* The exercise
Your task is to transcribe all the entries exactly, excluding pictures.

* Exercise inputs

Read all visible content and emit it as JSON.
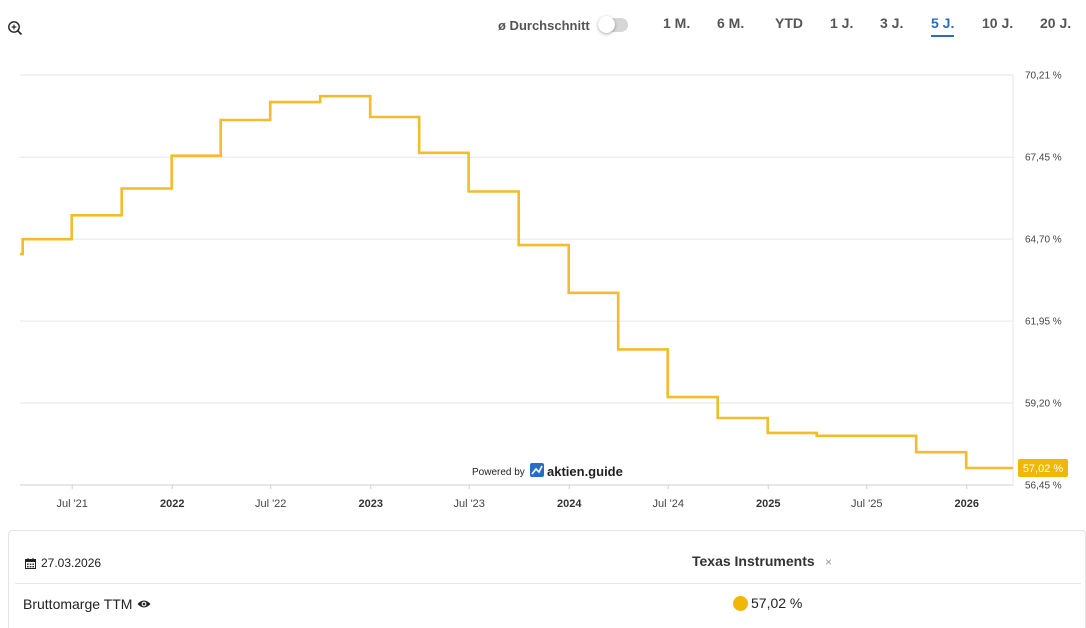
{
  "toolbar": {
    "zoom_icon": "zoom-in-icon",
    "average_label": "ø Durchschnitt",
    "ranges": [
      {
        "label": "1 M.",
        "active": false
      },
      {
        "label": "6 M.",
        "active": false
      },
      {
        "label": "YTD",
        "active": false
      },
      {
        "label": "1 J.",
        "active": false
      },
      {
        "label": "3 J.",
        "active": false
      },
      {
        "label": "5 J.",
        "active": true
      },
      {
        "label": "10 J.",
        "active": false
      },
      {
        "label": "20 J.",
        "active": false
      }
    ]
  },
  "colors": {
    "line": "#f2bc2d",
    "accent": "#2a6cc3",
    "badge": "#f2b705"
  },
  "chart_data": {
    "type": "line",
    "step": true,
    "title": "",
    "xlabel": "",
    "ylabel": "",
    "ylim": [
      56.45,
      70.21
    ],
    "xlim": [
      "2021-03-27",
      "2026-03-27"
    ],
    "grid": true,
    "y_ticks": [
      "70,21 %",
      "67,45 %",
      "64,70 %",
      "61,95 %",
      "59,20 %",
      "56,45 %"
    ],
    "y_tick_values": [
      70.21,
      67.45,
      64.7,
      61.95,
      59.2,
      56.45
    ],
    "x_ticks": [
      {
        "label": "Jul '21",
        "date": "2021-07-01",
        "bold": false
      },
      {
        "label": "2022",
        "date": "2022-01-01",
        "bold": true
      },
      {
        "label": "Jul '22",
        "date": "2022-07-01",
        "bold": false
      },
      {
        "label": "2023",
        "date": "2023-01-01",
        "bold": true
      },
      {
        "label": "Jul '23",
        "date": "2023-07-01",
        "bold": false
      },
      {
        "label": "2024",
        "date": "2024-01-01",
        "bold": true
      },
      {
        "label": "Jul '24",
        "date": "2024-07-01",
        "bold": false
      },
      {
        "label": "2025",
        "date": "2025-01-01",
        "bold": true
      },
      {
        "label": "Jul '25",
        "date": "2025-07-01",
        "bold": false
      },
      {
        "label": "2026",
        "date": "2026-01-01",
        "bold": true
      }
    ],
    "series": [
      {
        "name": "Texas Instruments",
        "points": [
          [
            "2021-03-27",
            64.2
          ],
          [
            "2021-04-01",
            64.7
          ],
          [
            "2021-06-30",
            65.5
          ],
          [
            "2021-09-30",
            66.4
          ],
          [
            "2021-12-31",
            67.5
          ],
          [
            "2022-03-31",
            68.7
          ],
          [
            "2022-06-30",
            69.3
          ],
          [
            "2022-09-30",
            69.5
          ],
          [
            "2022-12-31",
            68.8
          ],
          [
            "2023-03-31",
            67.6
          ],
          [
            "2023-06-30",
            66.3
          ],
          [
            "2023-09-30",
            64.5
          ],
          [
            "2023-12-31",
            62.9
          ],
          [
            "2024-03-31",
            61.0
          ],
          [
            "2024-06-30",
            59.4
          ],
          [
            "2024-09-30",
            58.7
          ],
          [
            "2024-12-31",
            58.2
          ],
          [
            "2025-03-31",
            58.1
          ],
          [
            "2025-06-30",
            58.1
          ],
          [
            "2025-09-30",
            57.55
          ],
          [
            "2025-12-31",
            57.02
          ],
          [
            "2026-03-27",
            57.02
          ]
        ]
      }
    ],
    "current_value_label": "57,02 %",
    "current_value": 57.02
  },
  "branding": {
    "powered_by": "Powered by",
    "name": "aktien.guide"
  },
  "tooltip": {
    "date": "27.03.2026",
    "company": "Texas Instruments",
    "close_glyph": "×",
    "metric": "Bruttomarge TTM",
    "value": "57,02 %"
  }
}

* Result of the exercise
Read all visible content and emit it as JSON.
{
  "toolbar": {
    "zoom_icon": "zoom-in-icon",
    "average_label": "ø Durchschnitt",
    "ranges": [
      {
        "label": "1 M.",
        "active": false
      },
      {
        "label": "6 M.",
        "active": false
      },
      {
        "label": "YTD",
        "active": false
      },
      {
        "label": "1 J.",
        "active": false
      },
      {
        "label": "3 J.",
        "active": false
      },
      {
        "label": "5 J.",
        "active": true
      },
      {
        "label": "10 J.",
        "active": false
      },
      {
        "label": "20 J.",
        "active": false
      }
    ]
  },
  "colors": {
    "line": "#f2bc2d",
    "accent": "#2a6cc3",
    "badge": "#f2b705"
  },
  "chart_data": {
    "type": "line",
    "step": true,
    "title": "",
    "xlabel": "",
    "ylabel": "",
    "ylim": [
      56.45,
      70.21
    ],
    "xlim": [
      "2021-03-27",
      "2026-03-27"
    ],
    "grid": true,
    "y_ticks": [
      "70,21 %",
      "67,45 %",
      "64,70 %",
      "61,95 %",
      "59,20 %",
      "56,45 %"
    ],
    "y_tick_values": [
      70.21,
      67.45,
      64.7,
      61.95,
      59.2,
      56.45
    ],
    "x_ticks": [
      {
        "label": "Jul '21",
        "date": "2021-07-01",
        "bold": false
      },
      {
        "label": "2022",
        "date": "2022-01-01",
        "bold": true
      },
      {
        "label": "Jul '22",
        "date": "2022-07-01",
        "bold": false
      },
      {
        "label": "2023",
        "date": "2023-01-01",
        "bold": true
      },
      {
        "label": "Jul '23",
        "date": "2023-07-01",
        "bold": false
      },
      {
        "label": "2024",
        "date": "2024-01-01",
        "bold": true
      },
      {
        "label": "Jul '24",
        "date": "2024-07-01",
        "bold": false
      },
      {
        "label": "2025",
        "date": "2025-01-01",
        "bold": true
      },
      {
        "label": "Jul '25",
        "date": "2025-07-01",
        "bold": false
      },
      {
        "label": "2026",
        "date": "2026-01-01",
        "bold": true
      }
    ],
    "series": [
      {
        "name": "Texas Instruments",
        "points": [
          [
            "2021-03-27",
            64.2
          ],
          [
            "2021-04-01",
            64.7
          ],
          [
            "2021-06-30",
            65.5
          ],
          [
            "2021-09-30",
            66.4
          ],
          [
            "2021-12-31",
            67.5
          ],
          [
            "2022-03-31",
            68.7
          ],
          [
            "2022-06-30",
            69.3
          ],
          [
            "2022-09-30",
            69.5
          ],
          [
            "2022-12-31",
            68.8
          ],
          [
            "2023-03-31",
            67.6
          ],
          [
            "2023-06-30",
            66.3
          ],
          [
            "2023-09-30",
            64.5
          ],
          [
            "2023-12-31",
            62.9
          ],
          [
            "2024-03-31",
            61.0
          ],
          [
            "2024-06-30",
            59.4
          ],
          [
            "2024-09-30",
            58.7
          ],
          [
            "2024-12-31",
            58.2
          ],
          [
            "2025-03-31",
            58.1
          ],
          [
            "2025-06-30",
            58.1
          ],
          [
            "2025-09-30",
            57.55
          ],
          [
            "2025-12-31",
            57.02
          ],
          [
            "2026-03-27",
            57.02
          ]
        ]
      }
    ],
    "current_value_label": "57,02 %",
    "current_value": 57.02
  },
  "branding": {
    "powered_by": "Powered by",
    "name": "aktien.guide"
  },
  "tooltip": {
    "date": "27.03.2026",
    "company": "Texas Instruments",
    "close_glyph": "×",
    "metric": "Bruttomarge TTM",
    "value": "57,02 %"
  }
}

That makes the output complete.